* [Required task]
Return, word for word, the lines of the material between the line holding "Give bounding boxes" and the line holding "calendar-cell: 28Sunrise: 6:45", inclusive.

* [Stored data entries]
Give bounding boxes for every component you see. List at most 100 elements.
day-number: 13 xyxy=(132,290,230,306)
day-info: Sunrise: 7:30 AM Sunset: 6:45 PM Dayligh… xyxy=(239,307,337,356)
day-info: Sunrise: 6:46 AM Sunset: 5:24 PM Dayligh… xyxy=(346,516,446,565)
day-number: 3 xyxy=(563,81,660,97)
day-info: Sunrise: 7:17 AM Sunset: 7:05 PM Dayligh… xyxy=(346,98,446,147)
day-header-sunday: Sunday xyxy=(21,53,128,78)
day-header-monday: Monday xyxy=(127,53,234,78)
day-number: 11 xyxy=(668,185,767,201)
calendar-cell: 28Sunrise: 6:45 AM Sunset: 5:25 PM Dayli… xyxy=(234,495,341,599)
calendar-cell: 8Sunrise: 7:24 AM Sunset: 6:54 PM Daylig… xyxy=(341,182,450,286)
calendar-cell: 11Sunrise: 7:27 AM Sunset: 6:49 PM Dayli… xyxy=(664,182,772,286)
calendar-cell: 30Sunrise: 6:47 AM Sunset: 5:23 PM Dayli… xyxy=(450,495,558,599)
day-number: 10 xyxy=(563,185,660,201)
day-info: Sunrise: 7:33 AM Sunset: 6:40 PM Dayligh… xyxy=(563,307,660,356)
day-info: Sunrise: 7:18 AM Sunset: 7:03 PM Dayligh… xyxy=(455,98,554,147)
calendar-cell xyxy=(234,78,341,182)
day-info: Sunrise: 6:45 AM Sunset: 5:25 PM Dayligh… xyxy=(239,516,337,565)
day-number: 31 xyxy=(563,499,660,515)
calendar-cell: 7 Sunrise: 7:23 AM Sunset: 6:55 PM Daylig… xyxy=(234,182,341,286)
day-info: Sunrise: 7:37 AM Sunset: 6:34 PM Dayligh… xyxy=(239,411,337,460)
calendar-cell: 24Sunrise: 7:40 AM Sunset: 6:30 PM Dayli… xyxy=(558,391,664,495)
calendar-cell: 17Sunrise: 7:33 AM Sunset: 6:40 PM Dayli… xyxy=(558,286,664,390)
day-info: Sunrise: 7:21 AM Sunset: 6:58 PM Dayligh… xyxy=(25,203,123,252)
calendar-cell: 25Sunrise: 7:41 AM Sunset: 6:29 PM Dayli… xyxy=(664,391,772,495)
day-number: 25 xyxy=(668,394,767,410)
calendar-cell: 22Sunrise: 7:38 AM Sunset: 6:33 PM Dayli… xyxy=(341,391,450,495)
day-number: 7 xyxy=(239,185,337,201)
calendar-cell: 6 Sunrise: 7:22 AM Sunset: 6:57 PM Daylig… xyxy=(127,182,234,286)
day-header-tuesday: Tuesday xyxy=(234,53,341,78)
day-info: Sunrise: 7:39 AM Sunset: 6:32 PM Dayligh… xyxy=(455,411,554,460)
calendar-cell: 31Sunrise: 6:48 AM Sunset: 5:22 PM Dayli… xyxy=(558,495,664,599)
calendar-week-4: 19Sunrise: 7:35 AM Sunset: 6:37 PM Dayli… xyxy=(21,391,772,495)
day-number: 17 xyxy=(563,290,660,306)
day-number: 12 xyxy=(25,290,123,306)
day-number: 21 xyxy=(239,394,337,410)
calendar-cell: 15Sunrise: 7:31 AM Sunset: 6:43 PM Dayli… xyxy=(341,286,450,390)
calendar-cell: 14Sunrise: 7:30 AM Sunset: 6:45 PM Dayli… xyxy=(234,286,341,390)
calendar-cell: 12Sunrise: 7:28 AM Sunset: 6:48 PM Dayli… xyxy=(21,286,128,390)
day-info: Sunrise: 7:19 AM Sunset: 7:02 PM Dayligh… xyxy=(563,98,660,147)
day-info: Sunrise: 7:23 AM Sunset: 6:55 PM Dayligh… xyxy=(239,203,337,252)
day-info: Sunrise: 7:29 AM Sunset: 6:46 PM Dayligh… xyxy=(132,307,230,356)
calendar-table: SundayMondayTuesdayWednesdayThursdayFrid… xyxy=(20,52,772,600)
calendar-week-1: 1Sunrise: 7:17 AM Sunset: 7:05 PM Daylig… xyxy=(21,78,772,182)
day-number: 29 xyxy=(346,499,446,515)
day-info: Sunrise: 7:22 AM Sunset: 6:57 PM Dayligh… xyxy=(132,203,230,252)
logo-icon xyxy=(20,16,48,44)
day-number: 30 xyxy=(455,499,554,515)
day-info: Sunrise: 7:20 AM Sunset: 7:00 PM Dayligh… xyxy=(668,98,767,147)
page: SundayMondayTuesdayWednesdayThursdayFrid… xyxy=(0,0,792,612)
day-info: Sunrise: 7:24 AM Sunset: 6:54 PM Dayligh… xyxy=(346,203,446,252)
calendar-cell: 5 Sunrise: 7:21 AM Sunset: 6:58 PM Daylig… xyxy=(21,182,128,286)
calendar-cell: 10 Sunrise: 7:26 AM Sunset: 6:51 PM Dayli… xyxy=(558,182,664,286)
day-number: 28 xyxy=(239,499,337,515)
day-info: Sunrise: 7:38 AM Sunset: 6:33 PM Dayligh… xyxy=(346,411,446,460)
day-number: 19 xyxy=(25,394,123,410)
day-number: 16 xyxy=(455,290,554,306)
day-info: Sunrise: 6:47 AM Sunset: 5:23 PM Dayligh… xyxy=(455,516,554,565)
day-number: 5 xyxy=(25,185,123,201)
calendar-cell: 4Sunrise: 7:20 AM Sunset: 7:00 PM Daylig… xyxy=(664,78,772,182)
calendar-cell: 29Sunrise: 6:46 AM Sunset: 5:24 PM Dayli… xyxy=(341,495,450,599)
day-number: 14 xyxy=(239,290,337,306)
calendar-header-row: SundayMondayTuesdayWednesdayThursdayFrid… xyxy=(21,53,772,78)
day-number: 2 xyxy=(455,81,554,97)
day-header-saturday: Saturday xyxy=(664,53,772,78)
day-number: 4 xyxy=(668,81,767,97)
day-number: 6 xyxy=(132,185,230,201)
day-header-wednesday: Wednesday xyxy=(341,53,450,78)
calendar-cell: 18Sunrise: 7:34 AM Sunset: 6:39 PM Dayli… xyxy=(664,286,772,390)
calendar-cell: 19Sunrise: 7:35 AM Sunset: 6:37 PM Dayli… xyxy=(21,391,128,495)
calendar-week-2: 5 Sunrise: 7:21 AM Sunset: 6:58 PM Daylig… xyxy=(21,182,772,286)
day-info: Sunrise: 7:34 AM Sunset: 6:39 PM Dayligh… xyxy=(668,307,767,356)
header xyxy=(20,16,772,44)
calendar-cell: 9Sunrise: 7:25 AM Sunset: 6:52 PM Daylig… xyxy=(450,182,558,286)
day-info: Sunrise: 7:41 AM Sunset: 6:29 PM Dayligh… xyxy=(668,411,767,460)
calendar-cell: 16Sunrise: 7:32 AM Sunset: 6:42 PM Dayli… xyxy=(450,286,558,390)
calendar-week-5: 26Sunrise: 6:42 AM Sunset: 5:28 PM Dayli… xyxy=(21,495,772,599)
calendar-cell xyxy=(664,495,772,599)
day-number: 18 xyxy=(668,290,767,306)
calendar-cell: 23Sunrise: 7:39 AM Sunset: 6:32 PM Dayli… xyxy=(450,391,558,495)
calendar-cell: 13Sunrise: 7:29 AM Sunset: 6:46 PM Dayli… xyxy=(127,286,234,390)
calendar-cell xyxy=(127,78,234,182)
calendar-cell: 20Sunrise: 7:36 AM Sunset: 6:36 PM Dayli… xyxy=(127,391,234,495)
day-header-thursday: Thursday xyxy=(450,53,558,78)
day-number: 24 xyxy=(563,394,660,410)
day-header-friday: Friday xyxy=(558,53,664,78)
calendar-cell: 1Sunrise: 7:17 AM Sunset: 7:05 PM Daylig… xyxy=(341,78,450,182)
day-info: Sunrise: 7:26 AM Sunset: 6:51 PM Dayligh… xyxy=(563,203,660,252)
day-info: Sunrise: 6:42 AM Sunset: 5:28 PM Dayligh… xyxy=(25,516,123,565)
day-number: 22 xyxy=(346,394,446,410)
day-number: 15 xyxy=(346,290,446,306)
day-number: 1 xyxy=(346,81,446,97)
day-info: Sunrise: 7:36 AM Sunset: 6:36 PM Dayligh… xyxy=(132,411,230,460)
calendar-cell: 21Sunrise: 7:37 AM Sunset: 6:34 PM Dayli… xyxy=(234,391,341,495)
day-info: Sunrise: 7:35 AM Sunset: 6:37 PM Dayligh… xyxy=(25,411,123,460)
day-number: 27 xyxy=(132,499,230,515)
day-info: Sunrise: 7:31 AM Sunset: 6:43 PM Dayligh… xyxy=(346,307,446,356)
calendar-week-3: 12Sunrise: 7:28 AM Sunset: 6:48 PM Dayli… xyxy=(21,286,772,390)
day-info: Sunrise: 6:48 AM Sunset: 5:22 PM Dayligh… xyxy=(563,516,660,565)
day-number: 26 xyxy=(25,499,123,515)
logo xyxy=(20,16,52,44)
--
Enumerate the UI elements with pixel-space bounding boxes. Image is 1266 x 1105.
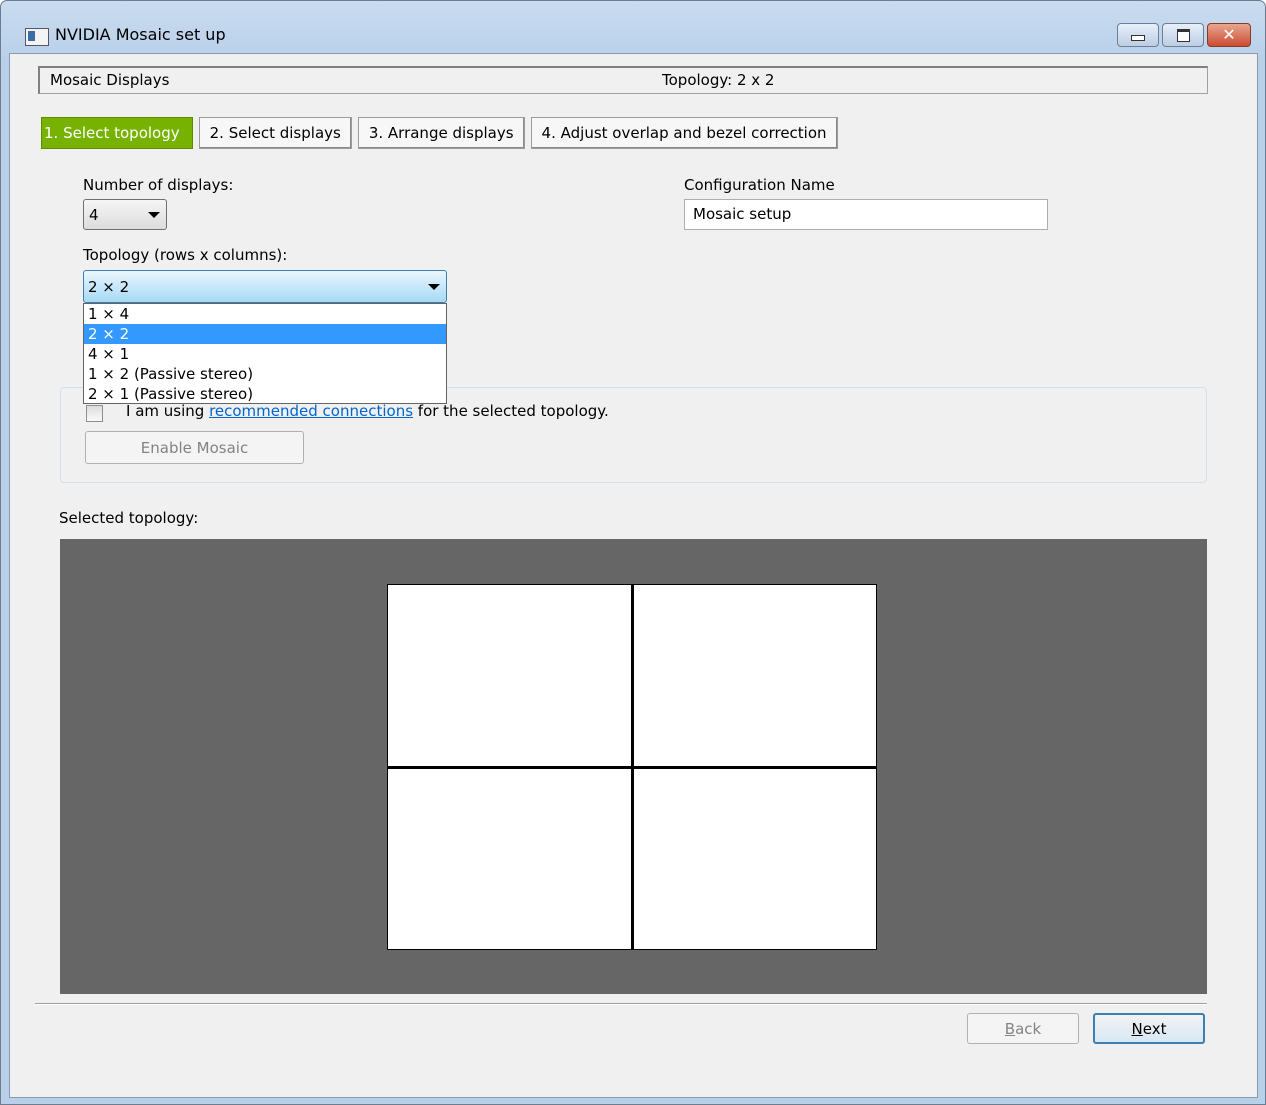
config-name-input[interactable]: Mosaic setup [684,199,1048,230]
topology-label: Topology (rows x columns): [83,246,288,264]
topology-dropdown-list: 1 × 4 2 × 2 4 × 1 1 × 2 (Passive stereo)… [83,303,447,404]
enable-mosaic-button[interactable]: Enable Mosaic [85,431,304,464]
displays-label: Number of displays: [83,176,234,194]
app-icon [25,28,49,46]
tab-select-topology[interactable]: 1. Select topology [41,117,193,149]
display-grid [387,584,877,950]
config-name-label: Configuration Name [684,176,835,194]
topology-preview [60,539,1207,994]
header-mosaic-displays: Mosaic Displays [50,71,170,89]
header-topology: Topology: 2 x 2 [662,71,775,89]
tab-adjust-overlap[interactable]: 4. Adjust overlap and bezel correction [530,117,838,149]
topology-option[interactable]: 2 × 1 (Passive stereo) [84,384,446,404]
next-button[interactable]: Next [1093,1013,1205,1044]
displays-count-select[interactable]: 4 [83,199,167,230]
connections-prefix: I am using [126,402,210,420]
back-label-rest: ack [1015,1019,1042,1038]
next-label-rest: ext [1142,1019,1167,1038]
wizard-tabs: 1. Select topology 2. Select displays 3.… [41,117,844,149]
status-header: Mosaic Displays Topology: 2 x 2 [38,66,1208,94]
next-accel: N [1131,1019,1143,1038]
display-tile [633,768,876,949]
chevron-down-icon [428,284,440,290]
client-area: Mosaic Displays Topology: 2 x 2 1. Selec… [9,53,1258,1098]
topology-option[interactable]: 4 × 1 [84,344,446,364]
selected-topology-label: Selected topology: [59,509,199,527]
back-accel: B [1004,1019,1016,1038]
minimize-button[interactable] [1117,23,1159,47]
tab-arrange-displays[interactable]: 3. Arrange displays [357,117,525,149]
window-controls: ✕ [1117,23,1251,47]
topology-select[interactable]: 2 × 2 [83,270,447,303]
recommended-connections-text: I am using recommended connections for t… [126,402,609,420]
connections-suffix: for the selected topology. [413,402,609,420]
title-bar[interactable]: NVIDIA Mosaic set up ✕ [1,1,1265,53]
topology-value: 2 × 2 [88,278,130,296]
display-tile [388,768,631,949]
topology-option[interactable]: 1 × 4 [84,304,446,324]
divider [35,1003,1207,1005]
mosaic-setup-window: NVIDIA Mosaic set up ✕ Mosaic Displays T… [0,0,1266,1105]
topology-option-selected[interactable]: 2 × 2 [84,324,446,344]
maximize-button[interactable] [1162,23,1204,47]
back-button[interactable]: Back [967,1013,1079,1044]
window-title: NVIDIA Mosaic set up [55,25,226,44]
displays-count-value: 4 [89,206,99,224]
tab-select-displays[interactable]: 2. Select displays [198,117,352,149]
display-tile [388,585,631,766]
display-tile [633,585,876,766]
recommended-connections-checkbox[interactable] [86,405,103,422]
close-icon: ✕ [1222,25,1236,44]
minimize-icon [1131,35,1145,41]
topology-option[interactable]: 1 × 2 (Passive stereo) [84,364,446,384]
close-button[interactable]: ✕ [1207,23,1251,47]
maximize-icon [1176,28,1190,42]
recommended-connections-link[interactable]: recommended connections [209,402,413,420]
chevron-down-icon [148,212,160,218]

* [Expected output]
Give bounding boxes for every component you see. List at most 100 elements.
day-number: 13 xyxy=(132,290,230,306)
day-info: Sunrise: 7:30 AM Sunset: 6:45 PM Dayligh… xyxy=(239,307,337,356)
day-info: Sunrise: 6:46 AM Sunset: 5:24 PM Dayligh… xyxy=(346,516,446,565)
day-number: 3 xyxy=(563,81,660,97)
day-info: Sunrise: 7:17 AM Sunset: 7:05 PM Dayligh… xyxy=(346,98,446,147)
day-header-sunday: Sunday xyxy=(21,53,128,78)
day-header-monday: Monday xyxy=(127,53,234,78)
day-number: 11 xyxy=(668,185,767,201)
calendar-cell: 28Sunrise: 6:45 AM Sunset: 5:25 PM Dayli… xyxy=(234,495,341,599)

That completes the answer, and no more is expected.